* _What to work on_:
Pick up the forum thread on healthy budgie food below where it stops, and write the next post.

* begin Text extract *

# Healthy Budgie Food



## OttoTheBudgie (Aug 23, 2018)

Hello! I just recently got my new budgie, Otto, (hence the username) and I was wondering if I picked a good healthy food for him! It has seeds and some pellets in it, and I was wondering if it is okay that I use this as his main source of food. I figured it would be okay because it had seeds and pellets, but I wanted to see what everyone else thinks. If you think this isn’t a good diet for Otto, then I am open to recommendations. Thanks in advance! (The pictures attached show the package, what the food looks like, what it claims it does in terms of nutrition, and the ingredients)


----------



## CaptainHowdy (Feb 9, 2010)

Soak some of the mix for 24 hours then drain it and wash it through with clean water a couple of times a day until the water runs clears. If the seed doesnt sprout with the first couple of days then it's not a good seed mix.


----------



## StarlingWings (Mar 15, 2013)

* end Text extract *
* begin Extracted entries *

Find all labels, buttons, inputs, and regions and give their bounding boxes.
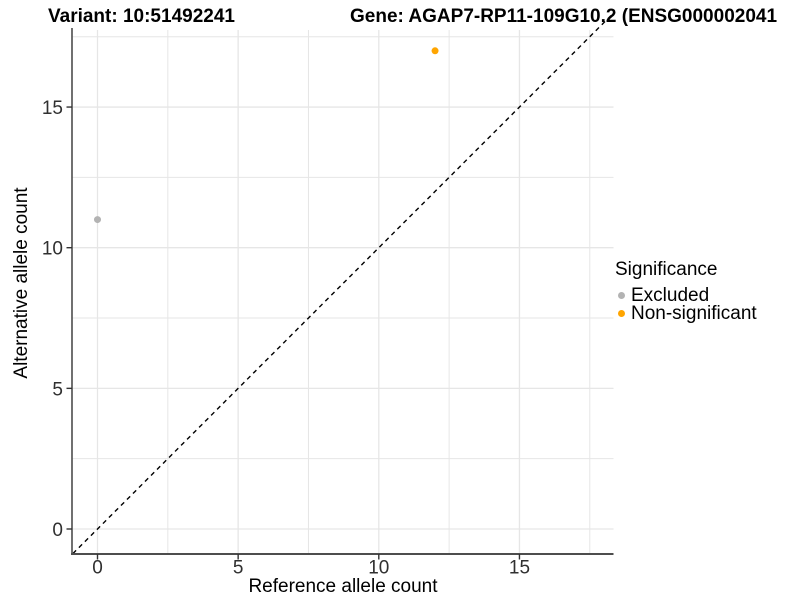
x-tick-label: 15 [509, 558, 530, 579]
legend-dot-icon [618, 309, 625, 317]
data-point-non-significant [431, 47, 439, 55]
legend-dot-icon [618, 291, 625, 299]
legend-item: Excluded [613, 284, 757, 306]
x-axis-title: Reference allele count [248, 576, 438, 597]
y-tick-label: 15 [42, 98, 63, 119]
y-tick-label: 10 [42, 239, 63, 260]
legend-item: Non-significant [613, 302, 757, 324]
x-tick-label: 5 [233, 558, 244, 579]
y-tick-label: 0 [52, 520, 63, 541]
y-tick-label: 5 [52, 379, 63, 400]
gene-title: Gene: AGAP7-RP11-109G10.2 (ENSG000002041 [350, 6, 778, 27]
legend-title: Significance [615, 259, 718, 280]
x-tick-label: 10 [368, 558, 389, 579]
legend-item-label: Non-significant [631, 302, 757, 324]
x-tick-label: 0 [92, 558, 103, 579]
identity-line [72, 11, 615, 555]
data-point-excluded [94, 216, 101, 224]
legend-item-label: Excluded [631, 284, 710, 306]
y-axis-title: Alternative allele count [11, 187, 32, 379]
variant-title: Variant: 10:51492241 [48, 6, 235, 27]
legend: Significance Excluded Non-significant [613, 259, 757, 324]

* end Extracted entries *
* begin Extracted entries *

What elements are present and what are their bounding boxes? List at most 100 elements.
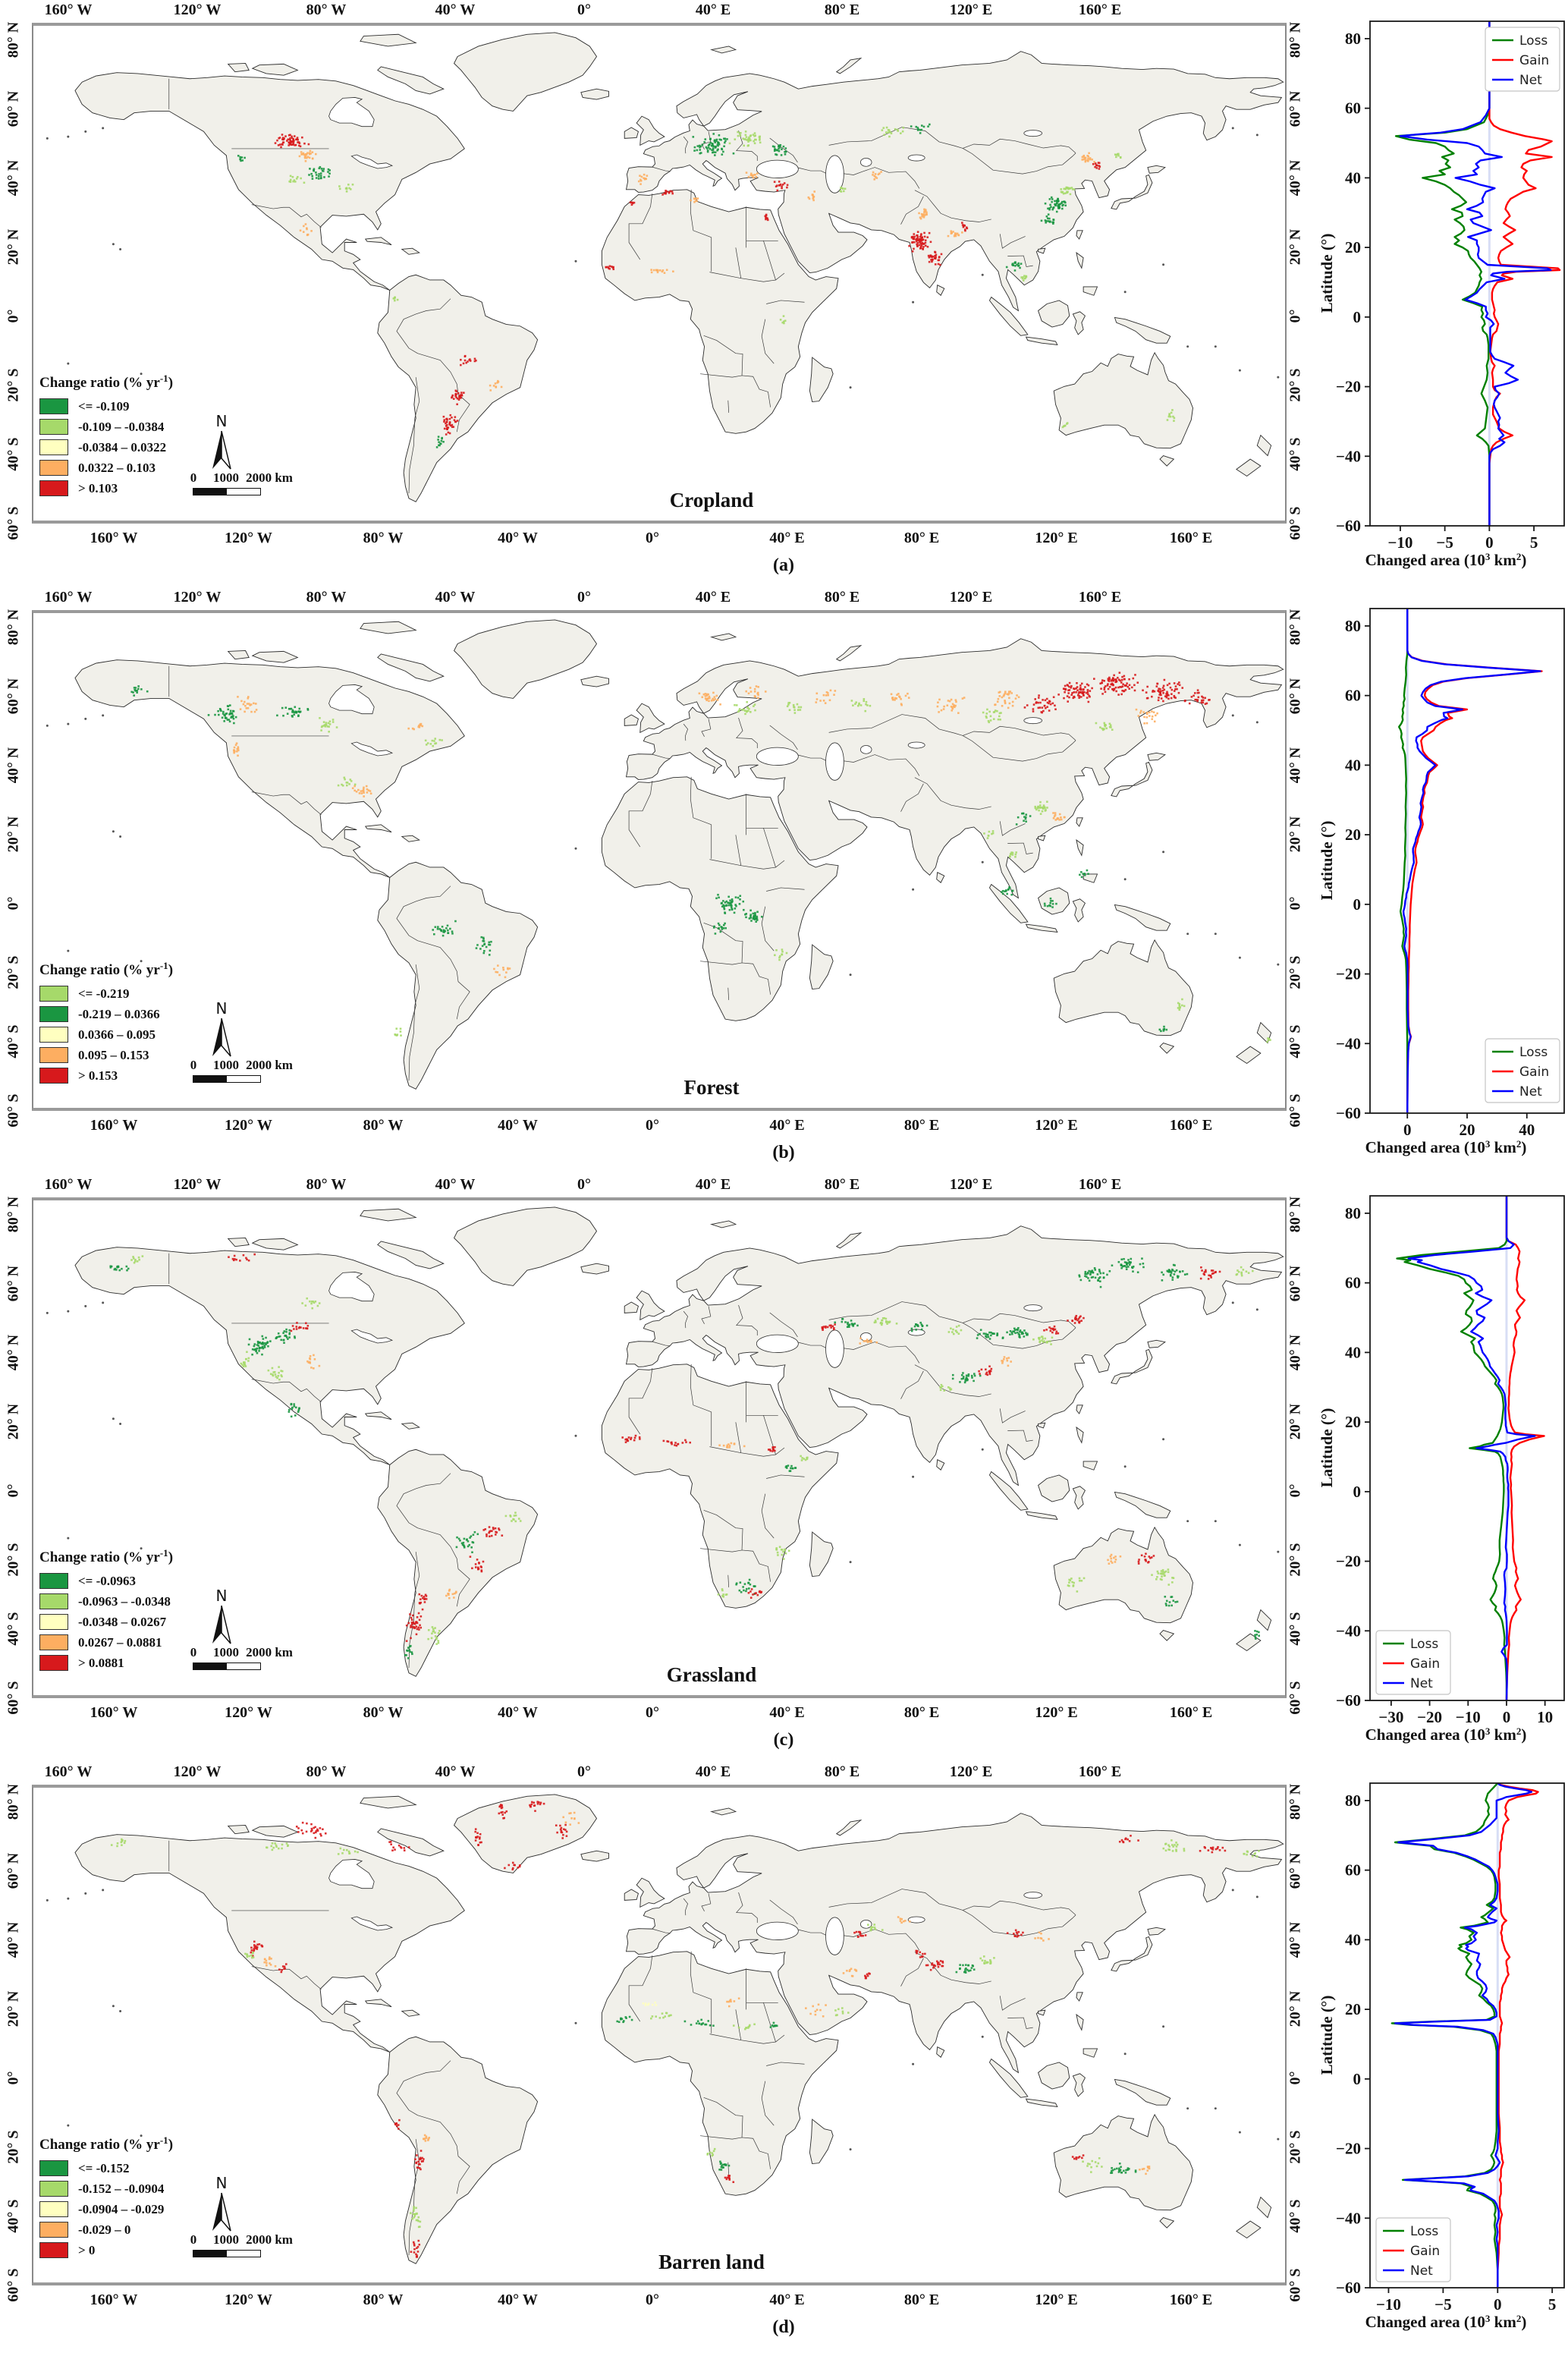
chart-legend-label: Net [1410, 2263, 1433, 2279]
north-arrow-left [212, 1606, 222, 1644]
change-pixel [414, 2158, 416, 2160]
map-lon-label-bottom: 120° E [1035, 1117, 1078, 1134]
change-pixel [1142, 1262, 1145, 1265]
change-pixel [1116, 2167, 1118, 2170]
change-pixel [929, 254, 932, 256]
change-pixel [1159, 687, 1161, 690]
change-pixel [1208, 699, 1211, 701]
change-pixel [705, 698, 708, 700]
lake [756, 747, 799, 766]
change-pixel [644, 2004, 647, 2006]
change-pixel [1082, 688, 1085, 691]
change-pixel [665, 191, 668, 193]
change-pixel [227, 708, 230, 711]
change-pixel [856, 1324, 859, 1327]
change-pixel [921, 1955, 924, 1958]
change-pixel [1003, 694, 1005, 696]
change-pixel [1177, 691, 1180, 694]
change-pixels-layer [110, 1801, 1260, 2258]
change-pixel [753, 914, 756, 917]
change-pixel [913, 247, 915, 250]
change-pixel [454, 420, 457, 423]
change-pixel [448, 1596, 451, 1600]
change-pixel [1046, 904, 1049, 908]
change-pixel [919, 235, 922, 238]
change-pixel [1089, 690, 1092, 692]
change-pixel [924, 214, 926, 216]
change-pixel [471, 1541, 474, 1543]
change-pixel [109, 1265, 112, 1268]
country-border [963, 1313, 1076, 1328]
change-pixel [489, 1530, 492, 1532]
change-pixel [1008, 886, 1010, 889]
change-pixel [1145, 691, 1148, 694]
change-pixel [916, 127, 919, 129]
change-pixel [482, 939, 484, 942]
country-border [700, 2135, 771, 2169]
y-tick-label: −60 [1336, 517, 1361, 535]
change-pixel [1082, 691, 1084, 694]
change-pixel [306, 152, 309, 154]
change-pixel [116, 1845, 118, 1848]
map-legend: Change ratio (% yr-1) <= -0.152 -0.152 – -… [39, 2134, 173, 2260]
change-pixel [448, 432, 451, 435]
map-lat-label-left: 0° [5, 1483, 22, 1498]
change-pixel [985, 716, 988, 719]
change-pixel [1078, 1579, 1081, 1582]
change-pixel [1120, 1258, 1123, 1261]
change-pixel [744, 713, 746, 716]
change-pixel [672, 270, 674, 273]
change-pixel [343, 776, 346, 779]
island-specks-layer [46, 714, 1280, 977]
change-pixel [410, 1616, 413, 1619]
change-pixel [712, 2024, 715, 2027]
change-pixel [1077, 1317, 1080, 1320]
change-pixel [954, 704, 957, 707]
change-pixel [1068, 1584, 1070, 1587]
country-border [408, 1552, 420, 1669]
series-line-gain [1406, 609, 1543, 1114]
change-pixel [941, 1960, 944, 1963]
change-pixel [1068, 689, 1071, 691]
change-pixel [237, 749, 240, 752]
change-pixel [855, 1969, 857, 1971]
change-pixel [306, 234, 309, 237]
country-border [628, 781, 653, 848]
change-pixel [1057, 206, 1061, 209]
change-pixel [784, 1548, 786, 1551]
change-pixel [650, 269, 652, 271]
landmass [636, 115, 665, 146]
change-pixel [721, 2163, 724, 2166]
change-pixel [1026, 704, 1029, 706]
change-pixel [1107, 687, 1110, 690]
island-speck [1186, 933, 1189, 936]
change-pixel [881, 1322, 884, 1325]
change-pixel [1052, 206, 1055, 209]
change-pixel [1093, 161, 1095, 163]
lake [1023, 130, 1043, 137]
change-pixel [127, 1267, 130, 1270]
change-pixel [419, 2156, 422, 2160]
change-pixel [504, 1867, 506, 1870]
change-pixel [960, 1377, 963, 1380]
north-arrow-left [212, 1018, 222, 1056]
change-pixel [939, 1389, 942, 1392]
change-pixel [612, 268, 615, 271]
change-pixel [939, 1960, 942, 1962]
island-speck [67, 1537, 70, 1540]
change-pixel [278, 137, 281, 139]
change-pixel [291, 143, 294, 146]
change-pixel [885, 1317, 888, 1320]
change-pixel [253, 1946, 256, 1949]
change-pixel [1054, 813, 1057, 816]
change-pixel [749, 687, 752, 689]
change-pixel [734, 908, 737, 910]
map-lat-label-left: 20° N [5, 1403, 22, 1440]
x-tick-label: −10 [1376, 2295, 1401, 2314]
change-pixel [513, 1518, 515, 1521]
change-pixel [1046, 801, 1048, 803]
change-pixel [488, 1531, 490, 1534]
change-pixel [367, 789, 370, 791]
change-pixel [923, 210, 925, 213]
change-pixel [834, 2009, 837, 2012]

* end Extracted entries *
* begin Extracted entries *

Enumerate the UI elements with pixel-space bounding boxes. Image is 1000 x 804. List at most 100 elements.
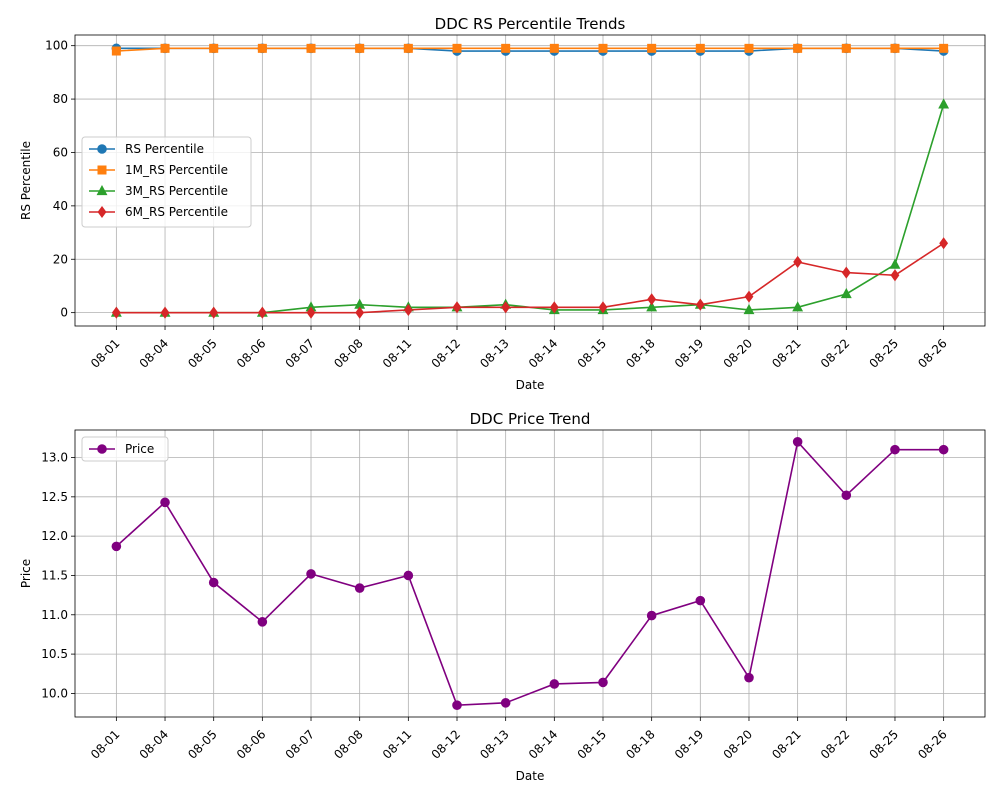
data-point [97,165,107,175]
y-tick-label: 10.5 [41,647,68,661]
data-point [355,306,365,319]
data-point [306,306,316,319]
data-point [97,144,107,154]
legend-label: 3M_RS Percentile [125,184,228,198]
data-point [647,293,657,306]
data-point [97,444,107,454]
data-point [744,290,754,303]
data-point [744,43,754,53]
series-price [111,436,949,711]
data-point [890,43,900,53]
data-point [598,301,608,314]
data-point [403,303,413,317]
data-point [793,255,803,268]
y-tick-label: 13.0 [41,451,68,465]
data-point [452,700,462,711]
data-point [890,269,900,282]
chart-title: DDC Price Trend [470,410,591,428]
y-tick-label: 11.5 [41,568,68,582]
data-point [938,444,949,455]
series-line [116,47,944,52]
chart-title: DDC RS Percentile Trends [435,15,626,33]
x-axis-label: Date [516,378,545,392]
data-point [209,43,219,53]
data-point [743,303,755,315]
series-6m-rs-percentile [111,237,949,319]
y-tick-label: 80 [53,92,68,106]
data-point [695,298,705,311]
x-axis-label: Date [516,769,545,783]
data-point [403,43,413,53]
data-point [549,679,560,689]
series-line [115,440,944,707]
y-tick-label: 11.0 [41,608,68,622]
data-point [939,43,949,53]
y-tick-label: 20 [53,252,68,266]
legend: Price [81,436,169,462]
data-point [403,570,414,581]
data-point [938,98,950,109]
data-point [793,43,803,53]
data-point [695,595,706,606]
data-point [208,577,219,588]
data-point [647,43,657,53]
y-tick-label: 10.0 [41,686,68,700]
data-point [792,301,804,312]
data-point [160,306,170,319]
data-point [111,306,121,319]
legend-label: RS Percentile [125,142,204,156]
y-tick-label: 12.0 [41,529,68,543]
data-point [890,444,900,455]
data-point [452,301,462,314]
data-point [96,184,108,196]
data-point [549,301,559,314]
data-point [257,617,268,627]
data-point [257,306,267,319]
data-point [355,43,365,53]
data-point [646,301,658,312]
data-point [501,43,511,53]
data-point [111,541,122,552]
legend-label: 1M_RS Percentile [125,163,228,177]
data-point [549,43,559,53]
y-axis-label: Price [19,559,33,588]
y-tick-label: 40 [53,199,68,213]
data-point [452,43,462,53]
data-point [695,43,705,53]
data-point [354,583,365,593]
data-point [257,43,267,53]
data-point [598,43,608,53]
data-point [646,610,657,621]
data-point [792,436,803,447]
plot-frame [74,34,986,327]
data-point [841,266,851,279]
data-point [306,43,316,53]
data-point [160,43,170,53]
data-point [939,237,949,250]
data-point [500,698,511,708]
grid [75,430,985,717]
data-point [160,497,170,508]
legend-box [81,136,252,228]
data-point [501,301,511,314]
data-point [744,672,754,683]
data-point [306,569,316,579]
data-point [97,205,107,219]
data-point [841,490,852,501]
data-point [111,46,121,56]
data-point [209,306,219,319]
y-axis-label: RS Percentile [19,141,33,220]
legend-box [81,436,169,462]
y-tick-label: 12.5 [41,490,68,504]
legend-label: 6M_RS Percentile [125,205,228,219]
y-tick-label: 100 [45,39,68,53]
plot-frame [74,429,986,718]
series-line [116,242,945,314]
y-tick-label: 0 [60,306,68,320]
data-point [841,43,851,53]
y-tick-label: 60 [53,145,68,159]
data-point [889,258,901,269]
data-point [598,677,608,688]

* end Extracted entries *

* _Result of the exercise_:
Hi there and :welcome: to the forums!

Vitakraft is considered to be a good choice for seed mix. As Amelia said, if you want to make sure the seed is fresh, sprouting it is a good idea. 

Also, if you feed pellets, you should feed them separately anyways  Pellets are a good idea if you can't feed everything your budgie needs in veggie form (like if they are picky eaters). 

Be sure to have a look around the forum at the stickies, etc. to ensure you're up to date on everything! You'll find some stickies on budgie food as well  

If you have questions about anything, be sure to ask as we'd love to help!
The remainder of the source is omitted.